_Instruction_
Present every line in which the string "name" appears.

>> start Dataset rows

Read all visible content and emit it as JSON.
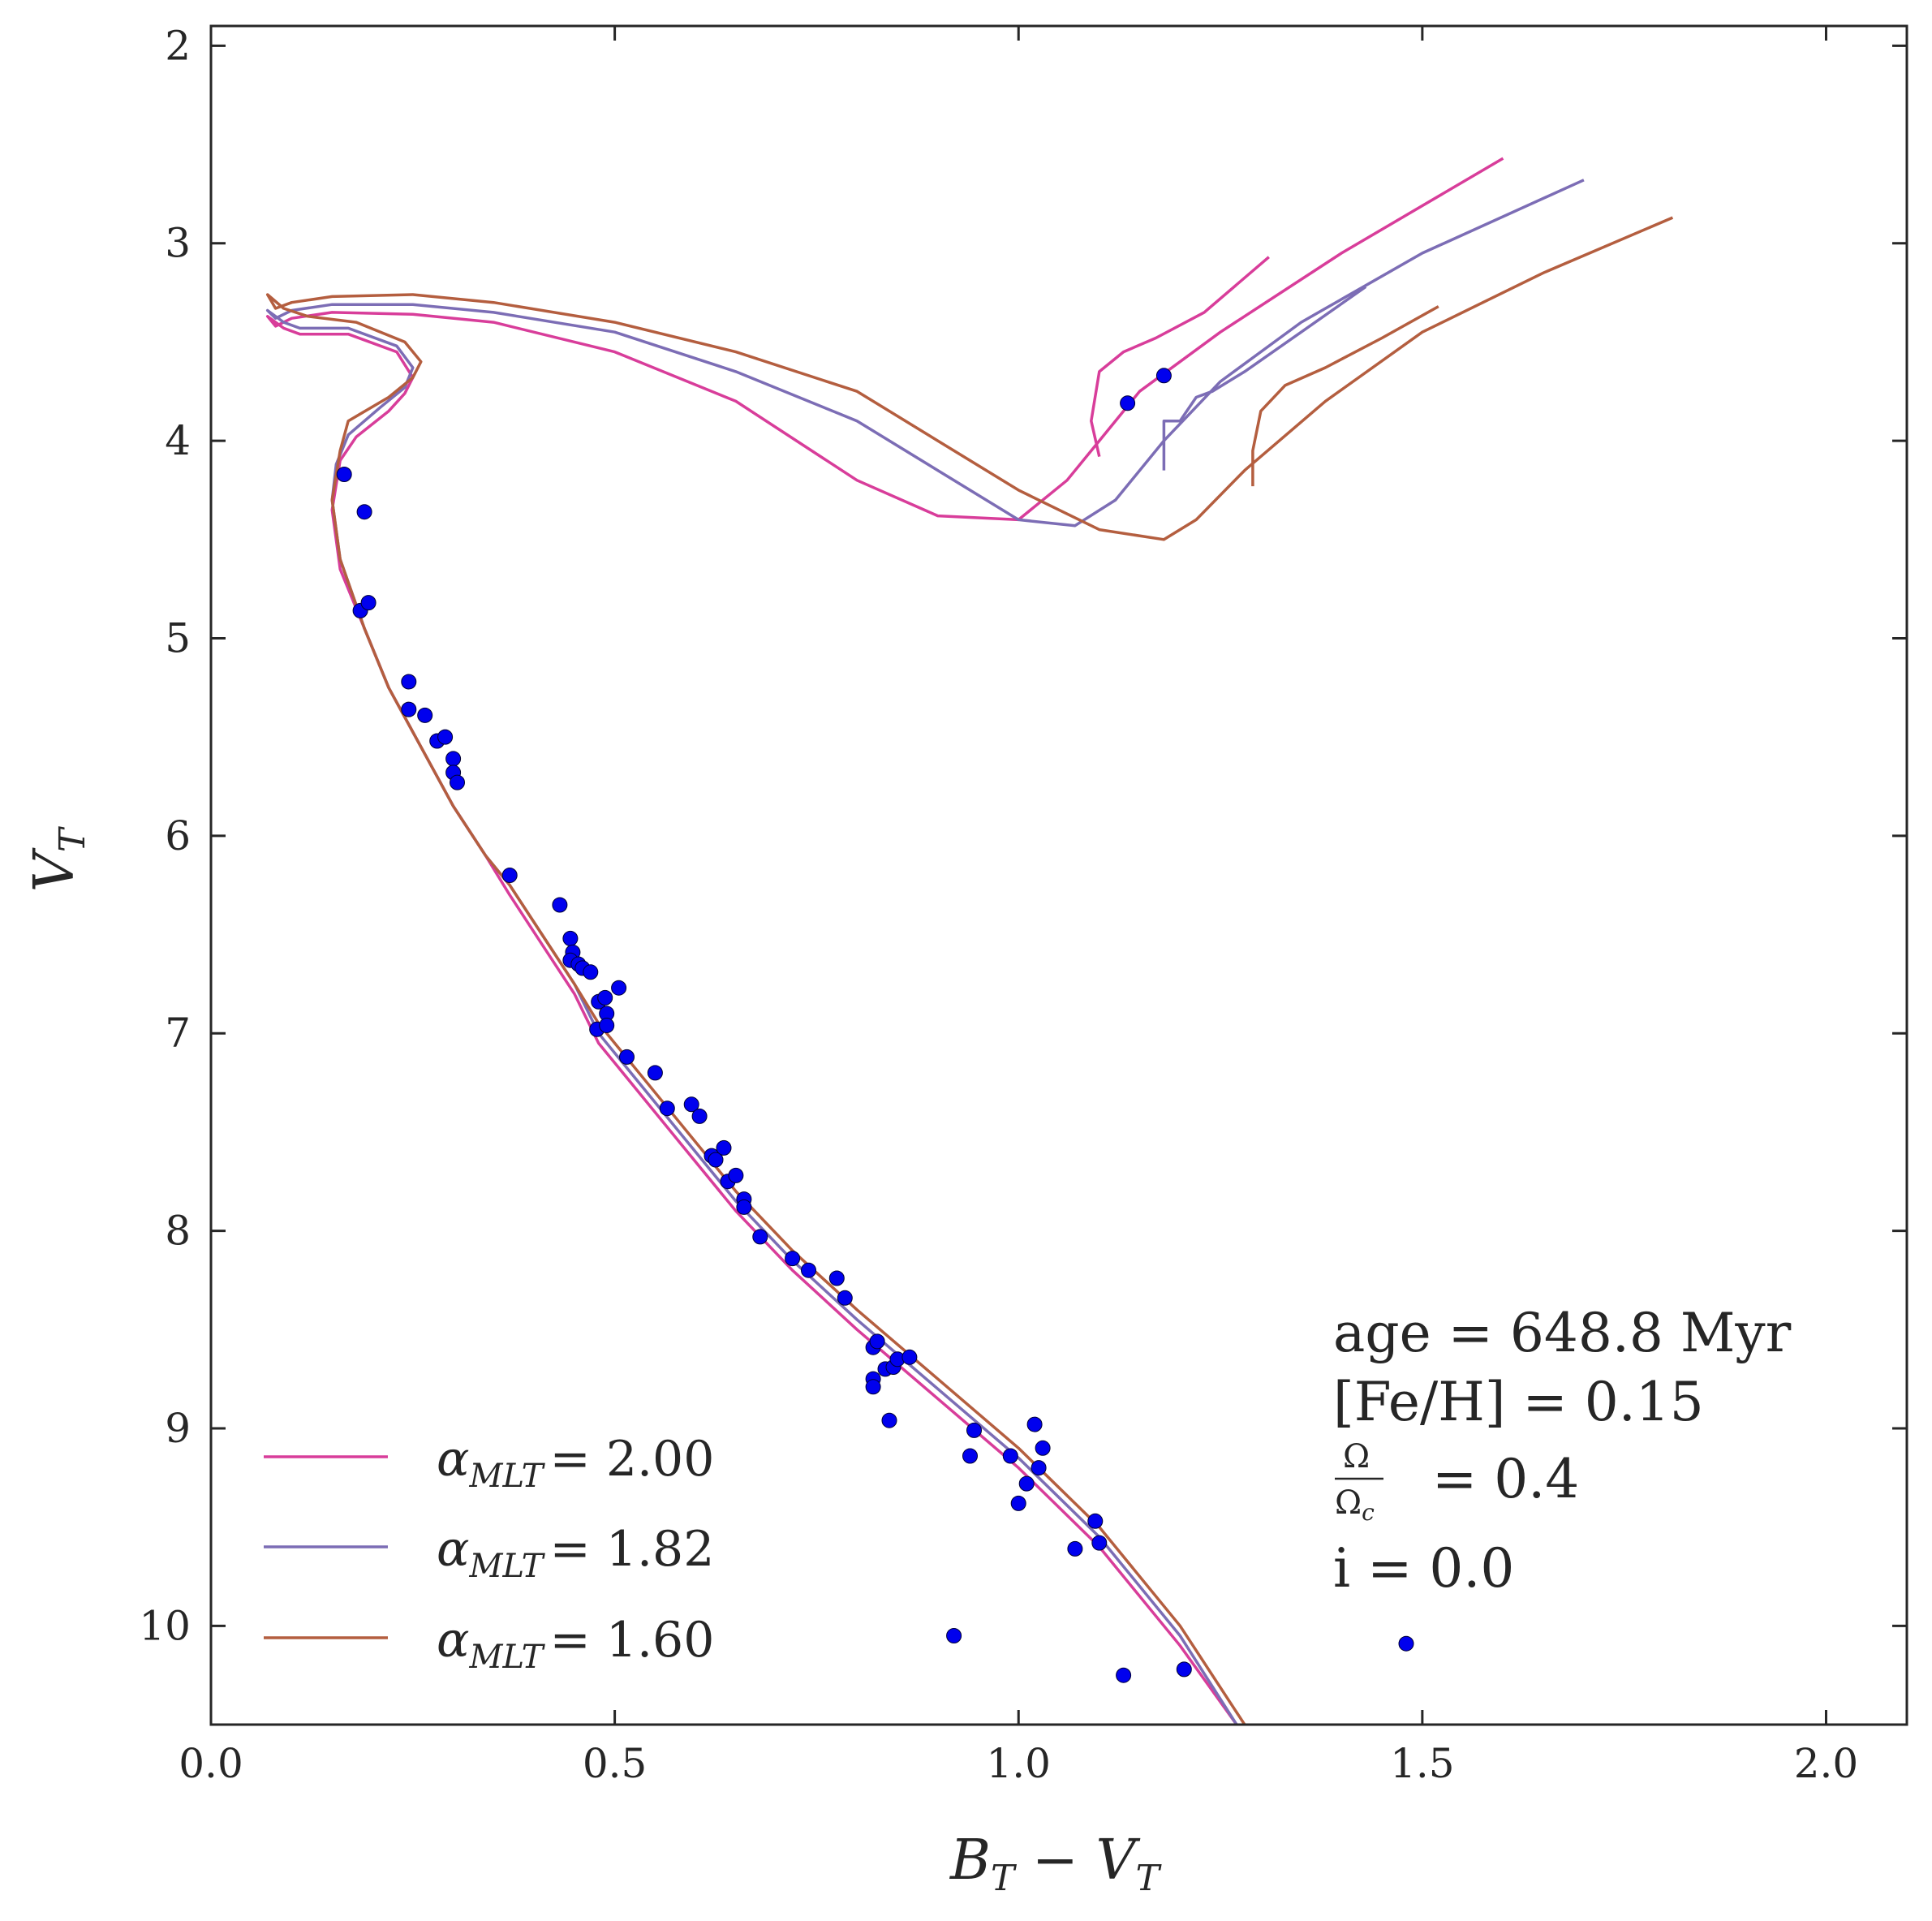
{
  "chart_data": {
    "type": "scatter",
    "xlabel": "B_T − V_T",
    "ylabel": "V_T",
    "xlim": [
      0.0,
      2.1
    ],
    "ylim": [
      10.5,
      1.9
    ],
    "y_inverted": true,
    "xticks": [
      0.0,
      0.5,
      1.0,
      1.5,
      2.0
    ],
    "xtick_labels": [
      "0.0",
      "0.5",
      "1.0",
      "1.5",
      "2.0"
    ],
    "yticks": [
      2,
      3,
      4,
      5,
      6,
      7,
      8,
      9,
      10
    ],
    "ytick_labels": [
      "2",
      "3",
      "4",
      "5",
      "6",
      "7",
      "8",
      "9",
      "10"
    ],
    "grid": false,
    "legend_position": "bottom-left",
    "annotations": {
      "age": "age = 648.8 Myr",
      "feh": "[Fe/H] = 0.15",
      "omega_num": "Ω",
      "omega_den": "Ω",
      "omega_den_sub": "c",
      "omega_value": "= 0.4",
      "inclination": "i = 0.0"
    },
    "series": [
      {
        "name": "α_MLT = 2.00",
        "legend_alpha": "α",
        "legend_sub": "MLT",
        "legend_value": "= 2.00",
        "color": "#d83d9a",
        "kind": "line",
        "x": [
          1.6,
          1.4,
          1.25,
          1.15,
          1.1,
          1.06,
          1.0,
          0.9,
          0.8,
          0.65,
          0.5,
          0.35,
          0.25,
          0.15,
          0.1,
          0.08,
          0.07,
          0.09,
          0.11,
          0.17,
          0.23,
          0.25,
          0.24,
          0.22,
          0.18,
          0.16,
          0.15,
          0.16,
          0.19,
          0.22,
          0.26,
          0.3,
          0.34,
          0.37,
          0.41,
          0.45,
          0.48,
          0.52,
          0.58,
          0.65,
          0.72,
          0.8,
          0.9,
          1.0,
          1.1,
          1.2,
          1.27
        ],
        "y": [
          2.57,
          3.05,
          3.45,
          3.75,
          4.0,
          4.2,
          4.4,
          4.38,
          4.2,
          3.8,
          3.55,
          3.4,
          3.36,
          3.35,
          3.38,
          3.42,
          3.37,
          3.43,
          3.46,
          3.46,
          3.55,
          3.68,
          3.76,
          3.85,
          3.98,
          4.1,
          4.35,
          4.65,
          4.95,
          5.25,
          5.55,
          5.85,
          6.1,
          6.3,
          6.55,
          6.8,
          7.05,
          7.25,
          7.55,
          7.9,
          8.2,
          8.5,
          8.85,
          9.2,
          9.6,
          10.1,
          10.5
        ],
        "branch_x": [
          1.1,
          1.09,
          1.1,
          1.13,
          1.17,
          1.23,
          1.31
        ],
        "branch_y": [
          4.08,
          3.9,
          3.65,
          3.55,
          3.48,
          3.35,
          3.07
        ]
      },
      {
        "name": "α_MLT = 1.82",
        "legend_alpha": "α",
        "legend_sub": "MLT",
        "legend_value": "= 1.82",
        "color": "#7c6db5",
        "kind": "line",
        "x": [
          1.7,
          1.5,
          1.35,
          1.25,
          1.18,
          1.12,
          1.07,
          1.0,
          0.9,
          0.8,
          0.65,
          0.5,
          0.35,
          0.25,
          0.15,
          0.1,
          0.08,
          0.07,
          0.09,
          0.11,
          0.17,
          0.23,
          0.25,
          0.24,
          0.21,
          0.17,
          0.155,
          0.15,
          0.16,
          0.19,
          0.22,
          0.26,
          0.3,
          0.34,
          0.37,
          0.41,
          0.45,
          0.48,
          0.52,
          0.58,
          0.65,
          0.72,
          0.8,
          0.9,
          1.0,
          1.1,
          1.2,
          1.27
        ],
        "y": [
          2.68,
          3.05,
          3.4,
          3.7,
          4.0,
          4.3,
          4.43,
          4.4,
          4.15,
          3.9,
          3.65,
          3.45,
          3.35,
          3.31,
          3.31,
          3.34,
          3.38,
          3.34,
          3.4,
          3.43,
          3.43,
          3.52,
          3.63,
          3.73,
          3.83,
          3.97,
          4.12,
          4.3,
          4.6,
          4.95,
          5.25,
          5.55,
          5.85,
          6.1,
          6.25,
          6.5,
          6.75,
          7.0,
          7.2,
          7.5,
          7.85,
          8.15,
          8.45,
          8.8,
          9.15,
          9.55,
          10.05,
          10.5
        ],
        "branch_x": [
          1.18,
          1.18,
          1.2,
          1.22,
          1.24,
          1.28,
          1.35,
          1.43
        ],
        "branch_y": [
          4.15,
          3.9,
          3.9,
          3.78,
          3.75,
          3.65,
          3.45,
          3.22
        ]
      },
      {
        "name": "α_MLT = 1.60",
        "legend_alpha": "α",
        "legend_sub": "MLT",
        "legend_value": "= 1.60",
        "color": "#b45e3f",
        "kind": "line",
        "x": [
          1.81,
          1.65,
          1.5,
          1.38,
          1.28,
          1.22,
          1.18,
          1.1,
          1.0,
          0.9,
          0.8,
          0.65,
          0.5,
          0.35,
          0.25,
          0.15,
          0.1,
          0.08,
          0.07,
          0.09,
          0.12,
          0.18,
          0.24,
          0.26,
          0.25,
          0.22,
          0.17,
          0.16,
          0.15,
          0.16,
          0.19,
          0.22,
          0.26,
          0.3,
          0.34,
          0.37,
          0.41,
          0.45,
          0.48,
          0.52,
          0.58,
          0.65,
          0.72,
          0.8,
          0.9,
          1.0,
          1.1,
          1.2,
          1.28
        ],
        "y": [
          2.87,
          3.15,
          3.45,
          3.8,
          4.15,
          4.4,
          4.5,
          4.45,
          4.25,
          4.0,
          3.75,
          3.55,
          3.4,
          3.3,
          3.26,
          3.27,
          3.3,
          3.33,
          3.26,
          3.33,
          3.37,
          3.4,
          3.5,
          3.6,
          3.68,
          3.78,
          3.9,
          4.05,
          4.3,
          4.6,
          4.95,
          5.25,
          5.55,
          5.85,
          6.1,
          6.25,
          6.5,
          6.75,
          6.95,
          7.15,
          7.45,
          7.8,
          8.1,
          8.4,
          8.75,
          9.1,
          9.5,
          10.0,
          10.5
        ],
        "branch_x": [
          1.29,
          1.29,
          1.3,
          1.33,
          1.38,
          1.45,
          1.52
        ],
        "branch_y": [
          4.23,
          4.05,
          3.85,
          3.72,
          3.63,
          3.48,
          3.32
        ]
      },
      {
        "name": "",
        "kind": "scatter",
        "color": "#0000ee",
        "points": [
          [
            0.165,
            4.17
          ],
          [
            0.19,
            4.36
          ],
          [
            0.185,
            4.86
          ],
          [
            0.195,
            4.82
          ],
          [
            0.245,
            5.22
          ],
          [
            0.245,
            5.36
          ],
          [
            0.265,
            5.39
          ],
          [
            0.28,
            5.52
          ],
          [
            0.29,
            5.5
          ],
          [
            0.3,
            5.61
          ],
          [
            0.3,
            5.68
          ],
          [
            0.305,
            5.73
          ],
          [
            0.37,
            6.2
          ],
          [
            0.432,
            6.35
          ],
          [
            0.445,
            6.52
          ],
          [
            0.448,
            6.59
          ],
          [
            0.445,
            6.63
          ],
          [
            0.455,
            6.65
          ],
          [
            0.46,
            6.67
          ],
          [
            0.47,
            6.69
          ],
          [
            0.48,
            6.84
          ],
          [
            0.488,
            6.82
          ],
          [
            0.478,
            6.98
          ],
          [
            0.49,
            6.9
          ],
          [
            0.49,
            6.96
          ],
          [
            0.505,
            6.77
          ],
          [
            0.515,
            7.12
          ],
          [
            0.55,
            7.2
          ],
          [
            0.565,
            7.38
          ],
          [
            0.595,
            7.36
          ],
          [
            0.605,
            7.42
          ],
          [
            0.62,
            7.62
          ],
          [
            0.625,
            7.64
          ],
          [
            0.635,
            7.58
          ],
          [
            0.64,
            7.75
          ],
          [
            0.65,
            7.72
          ],
          [
            0.66,
            7.84
          ],
          [
            0.66,
            7.88
          ],
          [
            0.68,
            8.03
          ],
          [
            0.72,
            8.14
          ],
          [
            0.74,
            8.2
          ],
          [
            0.775,
            8.24
          ],
          [
            0.785,
            8.34
          ],
          [
            0.82,
            8.59
          ],
          [
            0.825,
            8.56
          ],
          [
            0.82,
            8.75
          ],
          [
            0.82,
            8.79
          ],
          [
            0.835,
            8.7
          ],
          [
            0.84,
            8.96
          ],
          [
            0.845,
            8.69
          ],
          [
            0.85,
            8.65
          ],
          [
            0.865,
            8.64
          ],
          [
            0.92,
            10.05
          ],
          [
            0.94,
            9.14
          ],
          [
            0.945,
            9.01
          ],
          [
            0.99,
            9.14
          ],
          [
            1.0,
            9.38
          ],
          [
            1.01,
            9.28
          ],
          [
            1.02,
            8.98
          ],
          [
            1.025,
            9.2
          ],
          [
            1.03,
            9.1
          ],
          [
            1.07,
            9.61
          ],
          [
            1.095,
            9.47
          ],
          [
            1.1,
            9.58
          ],
          [
            1.13,
            10.25
          ],
          [
            1.205,
            10.22
          ],
          [
            1.48,
            10.09
          ],
          [
            1.135,
            3.81
          ],
          [
            1.18,
            3.67
          ]
        ]
      }
    ]
  }
}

>> end Dataset rows

_Exercise result_
        "name": "α_MLT = 2.00",
        "name": "α_MLT = 1.82",
        "name": "α_MLT = 1.60",
        "name": "",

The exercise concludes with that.